> **Do this**
Where a line of the material contains the string "yderligere", copy that line.

> **Data for this exercise**
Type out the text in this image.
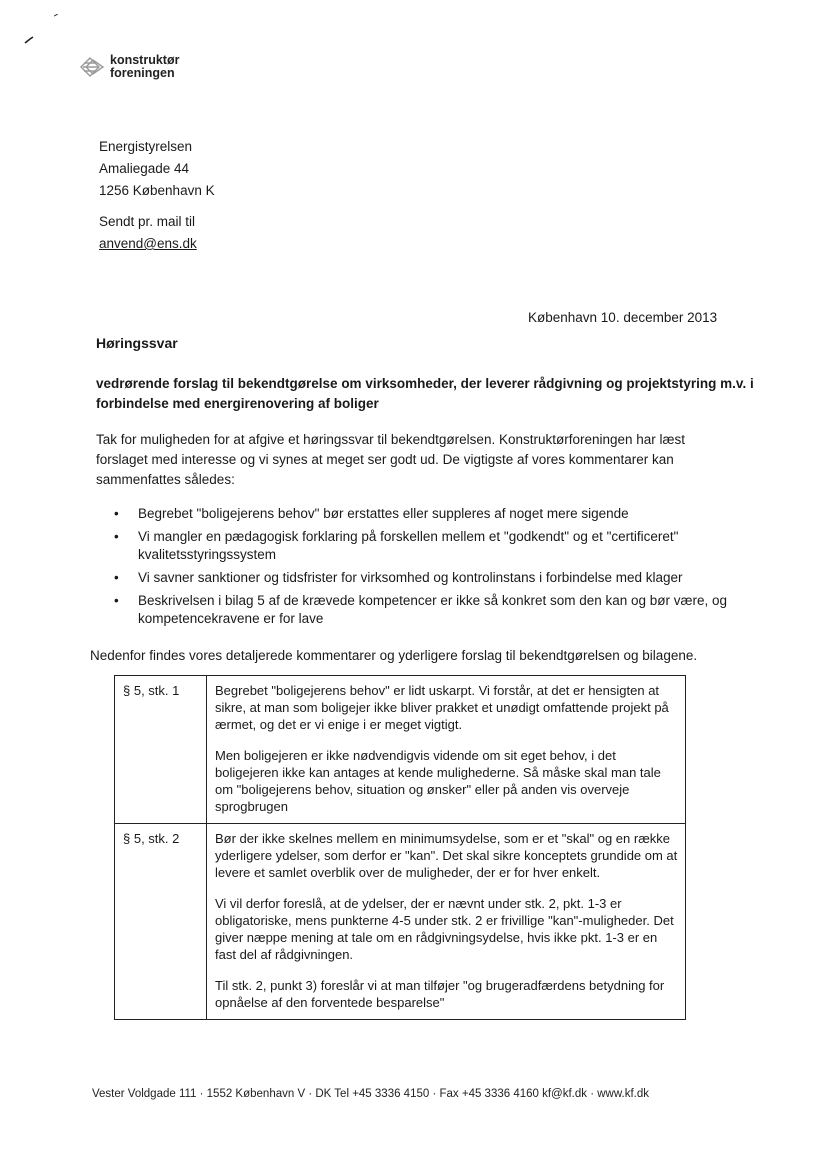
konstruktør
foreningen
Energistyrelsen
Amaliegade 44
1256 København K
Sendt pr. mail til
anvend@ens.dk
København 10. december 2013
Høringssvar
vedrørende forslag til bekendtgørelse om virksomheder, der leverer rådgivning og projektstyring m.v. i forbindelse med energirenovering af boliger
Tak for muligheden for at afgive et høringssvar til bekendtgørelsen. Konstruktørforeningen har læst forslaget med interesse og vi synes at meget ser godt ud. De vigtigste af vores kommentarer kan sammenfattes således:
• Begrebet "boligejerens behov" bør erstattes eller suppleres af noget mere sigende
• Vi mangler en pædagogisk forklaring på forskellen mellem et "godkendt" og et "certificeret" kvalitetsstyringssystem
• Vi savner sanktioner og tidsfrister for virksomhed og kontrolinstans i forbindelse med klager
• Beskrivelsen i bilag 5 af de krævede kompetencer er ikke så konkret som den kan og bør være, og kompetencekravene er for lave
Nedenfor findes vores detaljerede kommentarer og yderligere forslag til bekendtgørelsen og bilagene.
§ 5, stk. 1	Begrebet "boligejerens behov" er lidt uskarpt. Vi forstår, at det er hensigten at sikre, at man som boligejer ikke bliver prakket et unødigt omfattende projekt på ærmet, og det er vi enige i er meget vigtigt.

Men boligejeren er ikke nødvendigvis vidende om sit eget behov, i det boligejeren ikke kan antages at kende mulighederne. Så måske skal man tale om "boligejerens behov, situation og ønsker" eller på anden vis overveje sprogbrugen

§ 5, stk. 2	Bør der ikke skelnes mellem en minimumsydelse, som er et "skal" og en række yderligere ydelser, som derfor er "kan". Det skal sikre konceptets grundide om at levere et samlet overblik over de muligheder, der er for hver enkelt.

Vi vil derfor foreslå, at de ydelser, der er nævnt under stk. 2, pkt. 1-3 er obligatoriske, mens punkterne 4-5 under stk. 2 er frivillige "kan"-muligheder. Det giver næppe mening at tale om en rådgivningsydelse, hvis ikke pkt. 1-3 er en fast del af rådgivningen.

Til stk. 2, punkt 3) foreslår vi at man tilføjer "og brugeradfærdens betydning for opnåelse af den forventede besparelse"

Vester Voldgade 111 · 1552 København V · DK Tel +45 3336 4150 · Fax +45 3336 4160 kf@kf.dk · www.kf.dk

> **Task response**
Nedenfor findes vores detaljerede kommentarer og yderligere forslag til bekendtgørelsen og bilagene.
§ 5, stk. 2	Bør der ikke skelnes mellem en minimumsydelse, som er et "skal" og en række yderligere ydelser, som derfor er "kan". Det skal sikre konceptets grundide om at levere et samlet overblik over de muligheder, der er for hver enkelt.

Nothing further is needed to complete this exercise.